'''

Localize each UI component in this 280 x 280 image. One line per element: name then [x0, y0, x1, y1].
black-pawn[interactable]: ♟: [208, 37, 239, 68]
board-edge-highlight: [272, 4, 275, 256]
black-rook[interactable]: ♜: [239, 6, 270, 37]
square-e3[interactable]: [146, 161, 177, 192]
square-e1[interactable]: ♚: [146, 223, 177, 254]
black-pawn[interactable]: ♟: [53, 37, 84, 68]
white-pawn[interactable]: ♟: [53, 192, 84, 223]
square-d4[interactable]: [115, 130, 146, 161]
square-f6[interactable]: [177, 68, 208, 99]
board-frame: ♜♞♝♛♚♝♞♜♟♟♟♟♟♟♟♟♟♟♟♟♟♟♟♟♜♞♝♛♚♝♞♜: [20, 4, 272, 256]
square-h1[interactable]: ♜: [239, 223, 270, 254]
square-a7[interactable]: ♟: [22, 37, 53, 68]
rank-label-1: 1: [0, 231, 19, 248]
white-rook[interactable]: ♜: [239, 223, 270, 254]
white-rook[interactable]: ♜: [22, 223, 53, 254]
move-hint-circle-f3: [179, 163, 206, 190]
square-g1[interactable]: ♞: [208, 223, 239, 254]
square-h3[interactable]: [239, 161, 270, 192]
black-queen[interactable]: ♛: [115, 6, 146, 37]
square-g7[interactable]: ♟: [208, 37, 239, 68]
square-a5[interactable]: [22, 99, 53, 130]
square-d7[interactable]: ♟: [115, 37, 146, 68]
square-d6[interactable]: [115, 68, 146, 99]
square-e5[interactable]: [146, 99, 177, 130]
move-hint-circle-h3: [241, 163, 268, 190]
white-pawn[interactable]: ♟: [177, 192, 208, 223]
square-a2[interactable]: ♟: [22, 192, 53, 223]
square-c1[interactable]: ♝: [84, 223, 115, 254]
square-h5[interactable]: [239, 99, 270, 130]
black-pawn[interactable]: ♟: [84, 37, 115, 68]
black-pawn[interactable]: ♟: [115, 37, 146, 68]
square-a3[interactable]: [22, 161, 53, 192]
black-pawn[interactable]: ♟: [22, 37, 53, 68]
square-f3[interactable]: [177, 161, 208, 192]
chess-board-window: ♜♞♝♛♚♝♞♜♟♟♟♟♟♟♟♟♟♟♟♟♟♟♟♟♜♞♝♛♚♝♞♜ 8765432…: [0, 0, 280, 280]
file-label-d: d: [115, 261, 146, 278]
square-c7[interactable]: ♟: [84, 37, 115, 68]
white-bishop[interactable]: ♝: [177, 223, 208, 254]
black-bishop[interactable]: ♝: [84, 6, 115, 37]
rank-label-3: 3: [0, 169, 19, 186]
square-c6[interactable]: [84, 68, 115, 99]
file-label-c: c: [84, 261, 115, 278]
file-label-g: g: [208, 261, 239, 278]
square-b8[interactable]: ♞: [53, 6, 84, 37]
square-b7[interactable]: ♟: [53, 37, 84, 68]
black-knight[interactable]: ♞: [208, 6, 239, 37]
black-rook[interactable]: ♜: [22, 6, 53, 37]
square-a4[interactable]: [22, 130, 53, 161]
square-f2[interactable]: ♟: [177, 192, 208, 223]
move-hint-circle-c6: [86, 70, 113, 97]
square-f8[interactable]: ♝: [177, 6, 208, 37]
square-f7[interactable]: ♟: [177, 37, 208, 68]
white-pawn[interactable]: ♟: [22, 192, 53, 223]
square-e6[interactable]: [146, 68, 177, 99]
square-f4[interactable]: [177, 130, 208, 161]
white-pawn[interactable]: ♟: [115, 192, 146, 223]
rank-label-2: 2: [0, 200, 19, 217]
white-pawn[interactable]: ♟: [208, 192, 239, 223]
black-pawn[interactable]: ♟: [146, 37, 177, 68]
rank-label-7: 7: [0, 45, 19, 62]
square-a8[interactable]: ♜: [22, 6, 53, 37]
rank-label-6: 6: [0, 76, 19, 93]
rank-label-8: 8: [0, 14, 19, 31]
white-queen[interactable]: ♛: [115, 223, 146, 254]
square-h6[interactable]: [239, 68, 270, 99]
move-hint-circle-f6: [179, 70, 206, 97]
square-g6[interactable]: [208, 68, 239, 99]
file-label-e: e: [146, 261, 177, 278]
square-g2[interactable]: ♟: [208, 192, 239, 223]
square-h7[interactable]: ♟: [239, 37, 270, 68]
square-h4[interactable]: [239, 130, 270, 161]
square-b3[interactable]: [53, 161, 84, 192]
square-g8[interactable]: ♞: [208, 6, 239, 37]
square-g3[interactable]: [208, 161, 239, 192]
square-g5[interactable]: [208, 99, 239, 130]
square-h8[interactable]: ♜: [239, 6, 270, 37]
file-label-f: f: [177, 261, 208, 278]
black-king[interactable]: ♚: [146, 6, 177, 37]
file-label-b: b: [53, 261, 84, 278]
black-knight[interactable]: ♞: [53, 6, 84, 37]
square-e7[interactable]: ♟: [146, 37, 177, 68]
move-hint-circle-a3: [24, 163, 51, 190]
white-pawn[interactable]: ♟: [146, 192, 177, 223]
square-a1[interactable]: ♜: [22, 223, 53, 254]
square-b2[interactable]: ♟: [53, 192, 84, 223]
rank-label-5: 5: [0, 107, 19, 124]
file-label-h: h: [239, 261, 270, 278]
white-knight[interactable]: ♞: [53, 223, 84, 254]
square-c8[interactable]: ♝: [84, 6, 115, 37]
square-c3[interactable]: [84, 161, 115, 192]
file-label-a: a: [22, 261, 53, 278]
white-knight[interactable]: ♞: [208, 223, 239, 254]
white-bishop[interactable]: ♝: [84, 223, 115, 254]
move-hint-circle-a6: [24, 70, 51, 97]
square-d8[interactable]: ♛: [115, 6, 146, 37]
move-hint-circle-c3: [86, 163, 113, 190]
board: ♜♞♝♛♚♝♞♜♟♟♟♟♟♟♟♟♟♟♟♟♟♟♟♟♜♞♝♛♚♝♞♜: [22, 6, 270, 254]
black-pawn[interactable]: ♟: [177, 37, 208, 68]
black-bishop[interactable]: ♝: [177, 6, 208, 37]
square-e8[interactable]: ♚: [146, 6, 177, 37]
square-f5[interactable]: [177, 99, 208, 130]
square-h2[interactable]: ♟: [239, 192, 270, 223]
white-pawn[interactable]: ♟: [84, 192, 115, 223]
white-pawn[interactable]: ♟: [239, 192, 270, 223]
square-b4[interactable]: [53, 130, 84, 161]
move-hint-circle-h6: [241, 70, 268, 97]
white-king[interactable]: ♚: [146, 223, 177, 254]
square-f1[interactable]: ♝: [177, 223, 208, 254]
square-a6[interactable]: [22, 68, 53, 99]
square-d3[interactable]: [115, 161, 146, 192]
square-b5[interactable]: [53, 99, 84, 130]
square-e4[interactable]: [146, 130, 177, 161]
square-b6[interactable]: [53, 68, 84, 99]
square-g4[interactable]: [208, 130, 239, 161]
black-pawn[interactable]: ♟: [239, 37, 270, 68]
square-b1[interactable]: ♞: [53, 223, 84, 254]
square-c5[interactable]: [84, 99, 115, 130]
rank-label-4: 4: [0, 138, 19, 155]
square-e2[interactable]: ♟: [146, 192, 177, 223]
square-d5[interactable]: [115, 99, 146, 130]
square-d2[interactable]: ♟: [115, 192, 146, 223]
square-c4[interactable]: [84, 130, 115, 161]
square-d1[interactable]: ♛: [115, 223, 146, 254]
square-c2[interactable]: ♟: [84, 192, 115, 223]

'''

◆ What is asked: Copy every line of the records above word for word, with nothing added, dropped, or changed.

◆ Output below:
Localize each UI component in this 280 x 280 image. One line per element: name then [x0, y0, x1, y1].
black-pawn[interactable]: ♟: [208, 37, 239, 68]
board-edge-highlight: [272, 4, 275, 256]
black-rook[interactable]: ♜: [239, 6, 270, 37]
square-e3[interactable]: [146, 161, 177, 192]
square-e1[interactable]: ♚: [146, 223, 177, 254]
black-pawn[interactable]: ♟: [53, 37, 84, 68]
white-pawn[interactable]: ♟: [53, 192, 84, 223]
square-d4[interactable]: [115, 130, 146, 161]
square-f6[interactable]: [177, 68, 208, 99]
board-frame: ♜♞♝♛♚♝♞♜♟♟♟♟♟♟♟♟♟♟♟♟♟♟♟♟♜♞♝♛♚♝♞♜: [20, 4, 272, 256]
square-h1[interactable]: ♜: [239, 223, 270, 254]
square-a7[interactable]: ♟: [22, 37, 53, 68]
rank-label-1: 1: [0, 231, 19, 248]
white-rook[interactable]: ♜: [239, 223, 270, 254]
white-rook[interactable]: ♜: [22, 223, 53, 254]
move-hint-circle-f3: [179, 163, 206, 190]
square-g1[interactable]: ♞: [208, 223, 239, 254]
square-h3[interactable]: [239, 161, 270, 192]
black-queen[interactable]: ♛: [115, 6, 146, 37]
square-g7[interactable]: ♟: [208, 37, 239, 68]
square-a5[interactable]: [22, 99, 53, 130]
square-d7[interactable]: ♟: [115, 37, 146, 68]
square-d6[interactable]: [115, 68, 146, 99]
square-e5[interactable]: [146, 99, 177, 130]
move-hint-circle-h3: [241, 163, 268, 190]
white-pawn[interactable]: ♟: [177, 192, 208, 223]
square-a2[interactable]: ♟: [22, 192, 53, 223]
square-c1[interactable]: ♝: [84, 223, 115, 254]
square-h5[interactable]: [239, 99, 270, 130]
black-pawn[interactable]: ♟: [84, 37, 115, 68]
black-pawn[interactable]: ♟: [115, 37, 146, 68]
square-a3[interactable]: [22, 161, 53, 192]
black-pawn[interactable]: ♟: [22, 37, 53, 68]
square-f3[interactable]: [177, 161, 208, 192]
chess-board-window: ♜♞♝♛♚♝♞♜♟♟♟♟♟♟♟♟♟♟♟♟♟♟♟♟♜♞♝♛♚♝♞♜ 8765432…: [0, 0, 280, 280]
file-label-d: d: [115, 261, 146, 278]
square-c7[interactable]: ♟: [84, 37, 115, 68]
white-bishop[interactable]: ♝: [177, 223, 208, 254]
black-bishop[interactable]: ♝: [84, 6, 115, 37]
rank-label-3: 3: [0, 169, 19, 186]
square-c6[interactable]: [84, 68, 115, 99]
file-label-c: c: [84, 261, 115, 278]
file-label-g: g: [208, 261, 239, 278]
square-b8[interactable]: ♞: [53, 6, 84, 37]
square-b7[interactable]: ♟: [53, 37, 84, 68]
black-knight[interactable]: ♞: [208, 6, 239, 37]
black-rook[interactable]: ♜: [22, 6, 53, 37]
square-a4[interactable]: [22, 130, 53, 161]
square-f2[interactable]: ♟: [177, 192, 208, 223]
move-hint-circle-c6: [86, 70, 113, 97]
square-f8[interactable]: ♝: [177, 6, 208, 37]
square-f7[interactable]: ♟: [177, 37, 208, 68]
white-pawn[interactable]: ♟: [22, 192, 53, 223]
square-e6[interactable]: [146, 68, 177, 99]
square-f4[interactable]: [177, 130, 208, 161]
white-pawn[interactable]: ♟: [115, 192, 146, 223]
rank-label-2: 2: [0, 200, 19, 217]
white-pawn[interactable]: ♟: [208, 192, 239, 223]
black-pawn[interactable]: ♟: [146, 37, 177, 68]
rank-label-7: 7: [0, 45, 19, 62]
square-a8[interactable]: ♜: [22, 6, 53, 37]
rank-label-6: 6: [0, 76, 19, 93]
rank-label-8: 8: [0, 14, 19, 31]
white-queen[interactable]: ♛: [115, 223, 146, 254]
square-h6[interactable]: [239, 68, 270, 99]
move-hint-circle-f6: [179, 70, 206, 97]
square-g6[interactable]: [208, 68, 239, 99]
file-label-e: e: [146, 261, 177, 278]
square-g2[interactable]: ♟: [208, 192, 239, 223]
square-h7[interactable]: ♟: [239, 37, 270, 68]
square-h4[interactable]: [239, 130, 270, 161]
square-b3[interactable]: [53, 161, 84, 192]
square-g8[interactable]: ♞: [208, 6, 239, 37]
square-g3[interactable]: [208, 161, 239, 192]
square-g5[interactable]: [208, 99, 239, 130]
square-h8[interactable]: ♜: [239, 6, 270, 37]
file-label-f: f: [177, 261, 208, 278]
black-king[interactable]: ♚: [146, 6, 177, 37]
file-label-b: b: [53, 261, 84, 278]
black-knight[interactable]: ♞: [53, 6, 84, 37]
square-e7[interactable]: ♟: [146, 37, 177, 68]
move-hint-circle-a3: [24, 163, 51, 190]
white-pawn[interactable]: ♟: [146, 192, 177, 223]
square-a1[interactable]: ♜: [22, 223, 53, 254]
square-b2[interactable]: ♟: [53, 192, 84, 223]
rank-label-5: 5: [0, 107, 19, 124]
file-label-h: h: [239, 261, 270, 278]
white-knight[interactable]: ♞: [53, 223, 84, 254]
square-c8[interactable]: ♝: [84, 6, 115, 37]
square-c3[interactable]: [84, 161, 115, 192]
file-label-a: a: [22, 261, 53, 278]
white-knight[interactable]: ♞: [208, 223, 239, 254]
white-bishop[interactable]: ♝: [84, 223, 115, 254]
move-hint-circle-a6: [24, 70, 51, 97]
square-d8[interactable]: ♛: [115, 6, 146, 37]
move-hint-circle-c3: [86, 163, 113, 190]
board: ♜♞♝♛♚♝♞♜♟♟♟♟♟♟♟♟♟♟♟♟♟♟♟♟♜♞♝♛♚♝♞♜: [22, 6, 270, 254]
black-pawn[interactable]: ♟: [177, 37, 208, 68]
black-bishop[interactable]: ♝: [177, 6, 208, 37]
square-e8[interactable]: ♚: [146, 6, 177, 37]
square-f5[interactable]: [177, 99, 208, 130]
square-h2[interactable]: ♟: [239, 192, 270, 223]
white-pawn[interactable]: ♟: [84, 192, 115, 223]
white-pawn[interactable]: ♟: [239, 192, 270, 223]
square-b4[interactable]: [53, 130, 84, 161]
move-hint-circle-h6: [241, 70, 268, 97]
white-king[interactable]: ♚: [146, 223, 177, 254]
square-f1[interactable]: ♝: [177, 223, 208, 254]
square-a6[interactable]: [22, 68, 53, 99]
square-d3[interactable]: [115, 161, 146, 192]
square-b5[interactable]: [53, 99, 84, 130]
square-e4[interactable]: [146, 130, 177, 161]
square-b6[interactable]: [53, 68, 84, 99]
square-g4[interactable]: [208, 130, 239, 161]
black-pawn[interactable]: ♟: [239, 37, 270, 68]
square-b1[interactable]: ♞: [53, 223, 84, 254]
square-c5[interactable]: [84, 99, 115, 130]
rank-label-4: 4: [0, 138, 19, 155]
square-e2[interactable]: ♟: [146, 192, 177, 223]
square-d5[interactable]: [115, 99, 146, 130]
square-d2[interactable]: ♟: [115, 192, 146, 223]
square-c4[interactable]: [84, 130, 115, 161]
square-d1[interactable]: ♛: [115, 223, 146, 254]
square-c2[interactable]: ♟: [84, 192, 115, 223]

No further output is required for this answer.